• _Items_:
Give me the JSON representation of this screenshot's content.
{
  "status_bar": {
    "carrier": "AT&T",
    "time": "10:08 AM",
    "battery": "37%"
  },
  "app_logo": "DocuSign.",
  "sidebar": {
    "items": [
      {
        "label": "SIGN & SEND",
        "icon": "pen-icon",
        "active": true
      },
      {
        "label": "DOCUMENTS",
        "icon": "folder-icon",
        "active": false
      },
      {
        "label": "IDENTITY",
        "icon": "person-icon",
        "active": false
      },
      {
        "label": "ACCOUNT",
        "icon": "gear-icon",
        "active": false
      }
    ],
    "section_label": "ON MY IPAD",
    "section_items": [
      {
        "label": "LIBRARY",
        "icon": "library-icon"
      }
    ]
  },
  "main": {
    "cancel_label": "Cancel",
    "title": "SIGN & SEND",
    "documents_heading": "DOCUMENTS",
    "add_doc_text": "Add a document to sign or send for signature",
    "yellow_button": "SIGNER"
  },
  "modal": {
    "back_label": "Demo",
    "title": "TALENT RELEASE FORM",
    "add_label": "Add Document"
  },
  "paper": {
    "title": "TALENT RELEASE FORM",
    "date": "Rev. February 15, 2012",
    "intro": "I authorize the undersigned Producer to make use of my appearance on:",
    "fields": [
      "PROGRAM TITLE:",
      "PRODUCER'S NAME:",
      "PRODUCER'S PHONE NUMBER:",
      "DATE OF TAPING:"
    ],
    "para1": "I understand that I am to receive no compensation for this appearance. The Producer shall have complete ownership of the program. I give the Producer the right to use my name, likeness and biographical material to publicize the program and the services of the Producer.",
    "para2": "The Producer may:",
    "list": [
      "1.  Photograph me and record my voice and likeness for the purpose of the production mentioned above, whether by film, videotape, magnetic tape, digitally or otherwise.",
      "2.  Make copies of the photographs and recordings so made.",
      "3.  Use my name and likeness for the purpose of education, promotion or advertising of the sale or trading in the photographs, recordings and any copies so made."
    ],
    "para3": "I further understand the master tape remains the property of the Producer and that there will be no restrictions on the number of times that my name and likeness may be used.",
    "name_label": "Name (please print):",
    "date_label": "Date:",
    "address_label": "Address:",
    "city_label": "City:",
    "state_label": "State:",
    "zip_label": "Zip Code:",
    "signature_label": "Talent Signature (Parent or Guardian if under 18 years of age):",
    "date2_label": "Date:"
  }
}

• _Set exercise_:
From the listing above, reproduce all the lines exactly.

• _Solution for this task_:
Give me the JSON representation of this screenshot's content.
{
  "status_bar": {
    "carrier": "AT&T",
    "time": "10:08 AM",
    "battery": "37%"
  },
  "app_logo": "DocuSign.",
  "sidebar": {
    "items": [
      {
        "label": "SIGN & SEND",
        "icon": "pen-icon",
        "active": true
      },
      {
        "label": "DOCUMENTS",
        "icon": "folder-icon",
        "active": false
      },
      {
        "label": "IDENTITY",
        "icon": "person-icon",
        "active": false
      },
      {
        "label": "ACCOUNT",
        "icon": "gear-icon",
        "active": false
      }
    ],
    "section_label": "ON MY IPAD",
    "section_items": [
      {
        "label": "LIBRARY",
        "icon": "library-icon"
      }
    ]
  },
  "main": {
    "cancel_label": "Cancel",
    "title": "SIGN & SEND",
    "documents_heading": "DOCUMENTS",
    "add_doc_text": "Add a document to sign or send for signature",
    "yellow_button": "SIGNER"
  },
  "modal": {
    "back_label": "Demo",
    "title": "TALENT RELEASE FORM",
    "add_label": "Add Document"
  },
  "paper": {
    "title": "TALENT RELEASE FORM",
    "date": "Rev. February 15, 2012",
    "intro": "I authorize the undersigned Producer to make use of my appearance on:",
    "fields": [
      "PROGRAM TITLE:",
      "PRODUCER'S NAME:",
      "PRODUCER'S PHONE NUMBER:",
      "DATE OF TAPING:"
    ],
    "para1": "I understand that I am to receive no compensation for this appearance. The Producer shall have complete ownership of the program. I give the Producer the right to use my name, likeness and biographical material to publicize the program and the services of the Producer.",
    "para2": "The Producer may:",
    "list": [
      "1.  Photograph me and record my voice and likeness for the purpose of the production mentioned above, whether by film, videotape, magnetic tape, digitally or otherwise.",
      "2.  Make copies of the photographs and recordings so made.",
      "3.  Use my name and likeness for the purpose of education, promotion or advertising of the sale or trading in the photographs, recordings and any copies so made."
    ],
    "para3": "I further understand the master tape remains the property of the Producer and that there will be no restrictions on the number of times that my name and likeness may be used.",
    "name_label": "Name (please print):",
    "date_label": "Date:",
    "address_label": "Address:",
    "city_label": "City:",
    "state_label": "State:",
    "zip_label": "Zip Code:",
    "signature_label": "Talent Signature (Parent or Guardian if under 18 years of age):",
    "date2_label": "Date:"
  }
}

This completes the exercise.